Each entry here needs to be set down again exactly, please; pictures are left out.

>> Start LISTING

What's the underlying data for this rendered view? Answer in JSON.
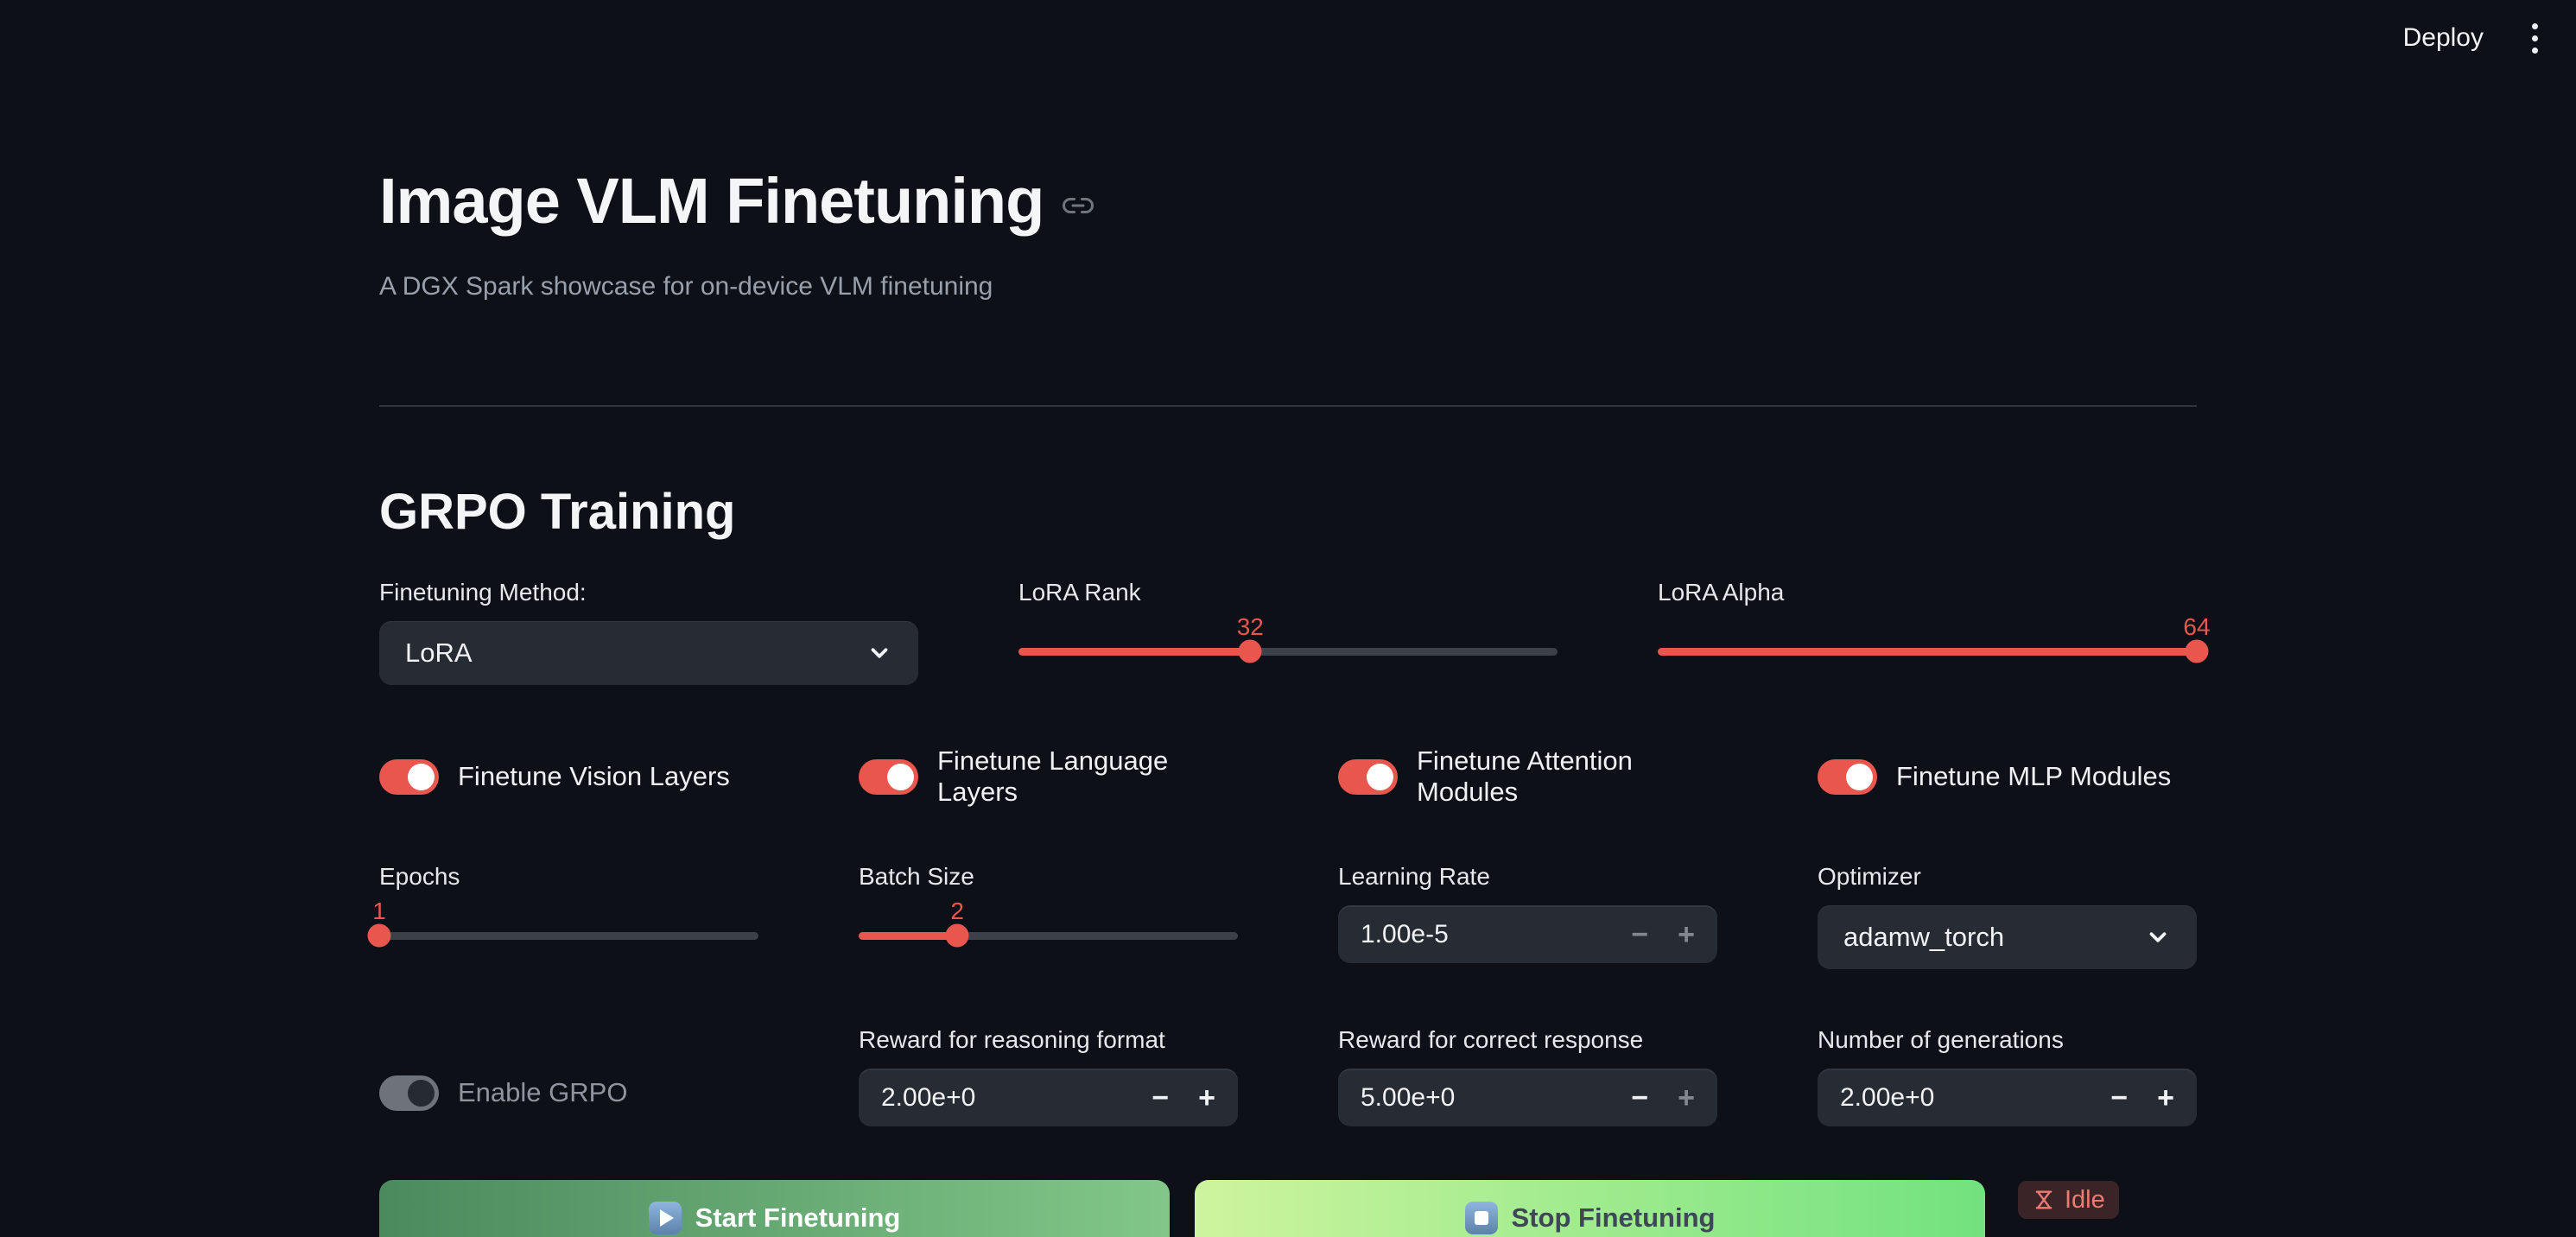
{
  "header": {
    "deploy_label": "Deploy"
  },
  "page": {
    "title": "Image VLM Finetuning",
    "subtitle": "A DGX Spark showcase for on-device VLM finetuning",
    "section_title": "GRPO Training"
  },
  "method": {
    "label": "Finetuning Method:",
    "value": "LoRA"
  },
  "optimizer": {
    "label": "Optimizer",
    "value": "adamw_torch"
  },
  "sliders": {
    "lora_rank": {
      "label": "LoRA Rank",
      "value": "32",
      "percent": 43
    },
    "lora_alpha": {
      "label": "LoRA Alpha",
      "value": "64",
      "percent": 100
    },
    "epochs": {
      "label": "Epochs",
      "value": "1",
      "percent": 0
    },
    "batch_size": {
      "label": "Batch Size",
      "value": "2",
      "percent": 26
    }
  },
  "toggles": {
    "vision": {
      "label": "Finetune Vision Layers",
      "on": true
    },
    "language": {
      "label": "Finetune Language Layers",
      "on": true
    },
    "attention": {
      "label": "Finetune Attention Modules",
      "on": true
    },
    "mlp": {
      "label": "Finetune MLP Modules",
      "on": true
    },
    "grpo": {
      "label": "Enable GRPO",
      "on": false,
      "disabled": true
    }
  },
  "inputs": {
    "learning_rate": {
      "label": "Learning Rate",
      "value": "1.00e-5",
      "minus_class": "dim",
      "plus_class": "dim"
    },
    "reward_format": {
      "label": "Reward for reasoning format",
      "value": "2.00e+0",
      "minus_class": "bright",
      "plus_class": "bright"
    },
    "reward_correct": {
      "label": "Reward for correct response",
      "value": "5.00e+0",
      "minus_class": "bright",
      "plus_class": "dim"
    },
    "num_generations": {
      "label": "Number of generations",
      "value": "2.00e+0",
      "minus_class": "bright",
      "plus_class": "bright"
    }
  },
  "stepper": {
    "minus": "−",
    "plus": "+"
  },
  "actions": {
    "start_label": "Start Finetuning",
    "stop_label": "Stop Finetuning",
    "status_label": "Idle"
  },
  "colors": {
    "accent": "#e8564e",
    "background": "#0d1017",
    "input_background": "#272b33",
    "slider_track": "#3c4049",
    "start_gradient": [
      "#4b8a5d",
      "#82c789"
    ],
    "stop_gradient": [
      "#cdf49e",
      "#72e27e"
    ],
    "status_badge_bg": "#3a2428",
    "status_badge_text": "#ee7b71"
  }
}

>> End LISTING

REPLY TO THE TASK:
What's the underlying data for this rendered view? Answer in JSON.
{
  "header": {
    "deploy_label": "Deploy"
  },
  "page": {
    "title": "Image VLM Finetuning",
    "subtitle": "A DGX Spark showcase for on-device VLM finetuning",
    "section_title": "GRPO Training"
  },
  "method": {
    "label": "Finetuning Method:",
    "value": "LoRA"
  },
  "optimizer": {
    "label": "Optimizer",
    "value": "adamw_torch"
  },
  "sliders": {
    "lora_rank": {
      "label": "LoRA Rank",
      "value": "32",
      "percent": 43
    },
    "lora_alpha": {
      "label": "LoRA Alpha",
      "value": "64",
      "percent": 100
    },
    "epochs": {
      "label": "Epochs",
      "value": "1",
      "percent": 0
    },
    "batch_size": {
      "label": "Batch Size",
      "value": "2",
      "percent": 26
    }
  },
  "toggles": {
    "vision": {
      "label": "Finetune Vision Layers",
      "on": true
    },
    "language": {
      "label": "Finetune Language Layers",
      "on": true
    },
    "attention": {
      "label": "Finetune Attention Modules",
      "on": true
    },
    "mlp": {
      "label": "Finetune MLP Modules",
      "on": true
    },
    "grpo": {
      "label": "Enable GRPO",
      "on": false,
      "disabled": true
    }
  },
  "inputs": {
    "learning_rate": {
      "label": "Learning Rate",
      "value": "1.00e-5",
      "minus_class": "dim",
      "plus_class": "dim"
    },
    "reward_format": {
      "label": "Reward for reasoning format",
      "value": "2.00e+0",
      "minus_class": "bright",
      "plus_class": "bright"
    },
    "reward_correct": {
      "label": "Reward for correct response",
      "value": "5.00e+0",
      "minus_class": "bright",
      "plus_class": "dim"
    },
    "num_generations": {
      "label": "Number of generations",
      "value": "2.00e+0",
      "minus_class": "bright",
      "plus_class": "bright"
    }
  },
  "stepper": {
    "minus": "−",
    "plus": "+"
  },
  "actions": {
    "start_label": "Start Finetuning",
    "stop_label": "Stop Finetuning",
    "status_label": "Idle"
  },
  "colors": {
    "accent": "#e8564e",
    "background": "#0d1017",
    "input_background": "#272b33",
    "slider_track": "#3c4049",
    "start_gradient": [
      "#4b8a5d",
      "#82c789"
    ],
    "stop_gradient": [
      "#cdf49e",
      "#72e27e"
    ],
    "status_badge_bg": "#3a2428",
    "status_badge_text": "#ee7b71"
  }
}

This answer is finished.